**Record extracts**
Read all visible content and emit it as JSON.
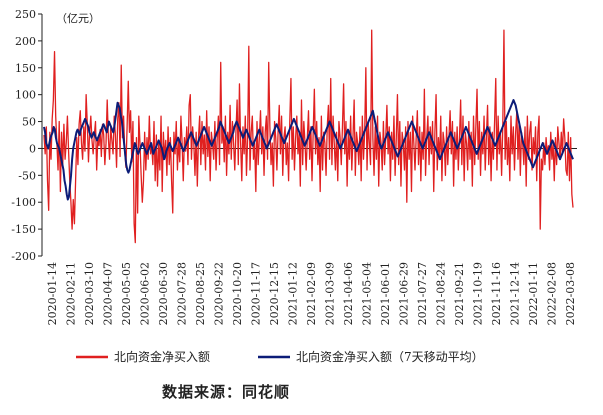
{
  "chart_data": {
    "type": "line",
    "unit_label": "（亿元）",
    "ylim": [
      -200,
      250
    ],
    "y_ticks": [
      250,
      200,
      150,
      100,
      50,
      0,
      -50,
      -100,
      -150,
      -200
    ],
    "x_tick_labels": [
      "2020-01-14",
      "2020-02-11",
      "2020-03-10",
      "2020-04-07",
      "2020-05-05",
      "2020-06-02",
      "2020-06-30",
      "2020-07-28",
      "2020-08-25",
      "2020-09-22",
      "2020-10-20",
      "2020-11-17",
      "2020-12-15",
      "2021-01-12",
      "2021-02-09",
      "2021-03-09",
      "2021-04-06",
      "2021-05-04",
      "2021-06-01",
      "2021-06-29",
      "2021-07-27",
      "2021-08-24",
      "2021-09-21",
      "2021-10-19",
      "2021-11-16",
      "2021-12-14",
      "2022-01-11",
      "2022-02-08",
      "2022-03-08"
    ],
    "grid": false,
    "legend_position": "bottom",
    "series": [
      {
        "name": "北向资金净买入额",
        "color": "#e02020",
        "x_start": "2020-01-14",
        "x_end": "2022-03-08",
        "values": [
          25,
          -10,
          40,
          -60,
          -115,
          30,
          -20,
          55,
          90,
          180,
          60,
          10,
          -40,
          50,
          -80,
          30,
          -30,
          45,
          -20,
          10,
          60,
          -5,
          -60,
          -100,
          -150,
          -95,
          -140,
          -60,
          20,
          -30,
          45,
          70,
          10,
          -20,
          40,
          -5,
          100,
          45,
          -25,
          30,
          60,
          15,
          -10,
          25,
          50,
          -40,
          20,
          5,
          35,
          -15,
          45,
          25,
          -30,
          10,
          90,
          20,
          -20,
          40,
          15,
          -10,
          60,
          25,
          -35,
          55,
          85,
          -15,
          155,
          20,
          60,
          -5,
          -35,
          40,
          125,
          30,
          70,
          -25,
          50,
          -140,
          -175,
          20,
          -120,
          60,
          10,
          -50,
          -100,
          -60,
          30,
          -40,
          20,
          -20,
          60,
          -10,
          5,
          -30,
          50,
          -60,
          25,
          -70,
          10,
          -40,
          60,
          -80,
          30,
          -20,
          15,
          -50,
          40,
          -30,
          20,
          -60,
          -120,
          30,
          -10,
          50,
          -40,
          15,
          -25,
          60,
          10,
          -60,
          20,
          -5,
          40,
          -30,
          80,
          100,
          -20,
          40,
          10,
          -50,
          30,
          -70,
          20,
          60,
          -30,
          50,
          -10,
          25,
          -40,
          70,
          -15,
          40,
          -60,
          30,
          10,
          -20,
          50,
          -40,
          20,
          60,
          -30,
          160,
          10,
          40,
          -25,
          60,
          -50,
          30,
          -10,
          80,
          -20,
          50,
          10,
          -40,
          30,
          90,
          -30,
          120,
          10,
          -60,
          40,
          -10,
          60,
          -50,
          20,
          190,
          -40,
          30,
          60,
          -20,
          10,
          -80,
          50,
          -30,
          20,
          70,
          -10,
          40,
          -50,
          30,
          60,
          -20,
          160,
          40,
          -30,
          10,
          -70,
          50,
          20,
          -40,
          30,
          80,
          -10,
          60,
          -50,
          20,
          40,
          -30,
          10,
          -60,
          50,
          130,
          -20,
          40,
          -40,
          20,
          60,
          -10,
          30,
          -70,
          90,
          -30,
          50,
          10,
          -40,
          20,
          70,
          -20,
          40,
          -60,
          30,
          110,
          -10,
          50,
          -30,
          20,
          -80,
          60,
          -40,
          30,
          10,
          -50,
          40,
          80,
          -20,
          130,
          -30,
          60,
          10,
          -40,
          30,
          -60,
          50,
          20,
          -30,
          40,
          120,
          -10,
          50,
          -70,
          30,
          -20,
          60,
          -40,
          20,
          90,
          -50,
          30,
          10,
          -30,
          40,
          -60,
          60,
          -20,
          30,
          150,
          -40,
          50,
          10,
          -30,
          220,
          20,
          -50,
          40,
          -20,
          60,
          -70,
          30,
          10,
          -40,
          50,
          -30,
          20,
          80,
          -10,
          40,
          -60,
          30,
          -20,
          60,
          -50,
          20,
          100,
          -30,
          50,
          -70,
          30,
          10,
          -40,
          40,
          -100,
          50,
          -20,
          30,
          -80,
          60,
          10,
          -40,
          20,
          70,
          -30,
          40,
          -60,
          30,
          -20,
          110,
          -50,
          20,
          60,
          -30,
          40,
          -10,
          50,
          -80,
          30,
          100,
          -40,
          20,
          -20,
          60,
          -60,
          30,
          10,
          -50,
          40,
          -30,
          20,
          70,
          -10,
          50,
          -70,
          30,
          -20,
          40,
          -40,
          20,
          90,
          -30,
          60,
          -60,
          30,
          10,
          -40,
          50,
          -20,
          30,
          -70,
          60,
          -30,
          40,
          110,
          -20,
          50,
          -50,
          30,
          -10,
          60,
          -40,
          20,
          80,
          -30,
          40,
          -60,
          30,
          -20,
          50,
          130,
          -40,
          60,
          -10,
          30,
          -50,
          40,
          220,
          -20,
          50,
          -30,
          20,
          -60,
          60,
          -10,
          40,
          -40,
          30,
          70,
          -20,
          50,
          -50,
          30,
          10,
          -30,
          40,
          -70,
          60,
          -20,
          30,
          50,
          -40,
          20,
          -10,
          40,
          -60,
          30,
          60,
          -150,
          -20,
          -40,
          10,
          -30,
          20,
          -10,
          5,
          -40,
          30,
          -20,
          10,
          -60,
          20,
          -30,
          40,
          10,
          -20,
          30,
          -10,
          55,
          20,
          -40,
          -50,
          30,
          -60,
          20,
          -85,
          -110
        ]
      },
      {
        "name": "北向资金净买入额（7天移动平均）",
        "color": "#0c1c78",
        "x_start": "2020-01-14",
        "x_end": "2022-03-08",
        "values": [
          40,
          30,
          10,
          5,
          0,
          10,
          20,
          25,
          30,
          40,
          35,
          20,
          10,
          5,
          0,
          -10,
          -20,
          -30,
          -40,
          -60,
          -70,
          -85,
          -95,
          -90,
          -70,
          -50,
          -20,
          0,
          10,
          20,
          30,
          35,
          30,
          25,
          35,
          40,
          45,
          50,
          55,
          50,
          45,
          40,
          30,
          25,
          20,
          25,
          30,
          25,
          20,
          15,
          20,
          25,
          30,
          35,
          40,
          45,
          40,
          35,
          30,
          40,
          50,
          45,
          40,
          35,
          30,
          40,
          55,
          70,
          85,
          80,
          75,
          60,
          50,
          30,
          10,
          -10,
          -30,
          -40,
          -45,
          -40,
          -30,
          -20,
          -10,
          0,
          10,
          5,
          -5,
          -10,
          -5,
          0,
          5,
          10,
          5,
          0,
          -5,
          -10,
          -5,
          0,
          5,
          10,
          0,
          -10,
          -5,
          0,
          5,
          10,
          15,
          10,
          5,
          0,
          -10,
          -20,
          -15,
          -5,
          0,
          5,
          10,
          5,
          0,
          -5,
          0,
          5,
          10,
          15,
          20,
          15,
          10,
          5,
          0,
          -5,
          0,
          5,
          10,
          15,
          20,
          25,
          30,
          25,
          20,
          15,
          10,
          5,
          10,
          15,
          20,
          25,
          30,
          35,
          40,
          35,
          30,
          25,
          20,
          15,
          10,
          5,
          10,
          15,
          20,
          25,
          30,
          35,
          40,
          50,
          45,
          40,
          35,
          30,
          25,
          20,
          15,
          10,
          15,
          20,
          25,
          30,
          40,
          45,
          50,
          45,
          40,
          35,
          30,
          25,
          20,
          25,
          30,
          35,
          30,
          25,
          20,
          15,
          10,
          5,
          10,
          15,
          20,
          25,
          30,
          35,
          30,
          25,
          20,
          15,
          10,
          5,
          0,
          5,
          10,
          15,
          20,
          25,
          30,
          35,
          40,
          45,
          40,
          35,
          30,
          25,
          20,
          15,
          10,
          15,
          20,
          25,
          30,
          35,
          40,
          45,
          50,
          55,
          50,
          45,
          40,
          35,
          30,
          25,
          20,
          15,
          10,
          5,
          10,
          15,
          20,
          25,
          30,
          35,
          40,
          35,
          30,
          25,
          20,
          15,
          10,
          5,
          10,
          15,
          20,
          25,
          30,
          35,
          40,
          45,
          50,
          45,
          40,
          35,
          30,
          25,
          20,
          15,
          10,
          5,
          0,
          5,
          10,
          15,
          20,
          25,
          30,
          35,
          30,
          25,
          20,
          15,
          10,
          5,
          0,
          -5,
          0,
          5,
          10,
          15,
          20,
          25,
          30,
          35,
          40,
          45,
          50,
          55,
          60,
          65,
          70,
          60,
          50,
          40,
          30,
          20,
          10,
          5,
          0,
          5,
          10,
          15,
          20,
          25,
          30,
          25,
          20,
          15,
          10,
          5,
          0,
          -5,
          -10,
          -15,
          -10,
          -5,
          0,
          5,
          10,
          15,
          20,
          25,
          30,
          35,
          40,
          45,
          50,
          45,
          40,
          35,
          30,
          25,
          20,
          15,
          10,
          5,
          0,
          5,
          10,
          15,
          20,
          25,
          30,
          25,
          20,
          15,
          10,
          5,
          0,
          -5,
          -10,
          -15,
          -20,
          -15,
          -10,
          -5,
          0,
          5,
          10,
          15,
          20,
          25,
          30,
          25,
          20,
          15,
          10,
          5,
          0,
          5,
          10,
          15,
          20,
          25,
          30,
          35,
          40,
          35,
          30,
          25,
          20,
          15,
          10,
          5,
          0,
          -5,
          -10,
          -5,
          0,
          5,
          10,
          15,
          20,
          25,
          30,
          35,
          40,
          35,
          30,
          25,
          20,
          15,
          10,
          5,
          10,
          15,
          20,
          25,
          30,
          35,
          40,
          45,
          50,
          55,
          60,
          65,
          70,
          75,
          80,
          85,
          90,
          85,
          80,
          70,
          60,
          50,
          40,
          30,
          20,
          10,
          5,
          0,
          -5,
          -10,
          -15,
          -20,
          -25,
          -30,
          -35,
          -30,
          -25,
          -20,
          -15,
          -10,
          -5,
          0,
          5,
          10,
          5,
          0,
          -5,
          -10,
          -5,
          0,
          5,
          10,
          15,
          10,
          5,
          0,
          -5,
          -10,
          -15,
          -20,
          -15,
          -10,
          -5,
          0,
          5,
          10,
          5,
          0,
          -5,
          -10,
          -15,
          -20
        ]
      }
    ]
  },
  "source": {
    "label": "数据来源：同花顺"
  }
}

**The problem**
Write only the number of lines in the records that include the word "name".

**Answer to the exercise**
2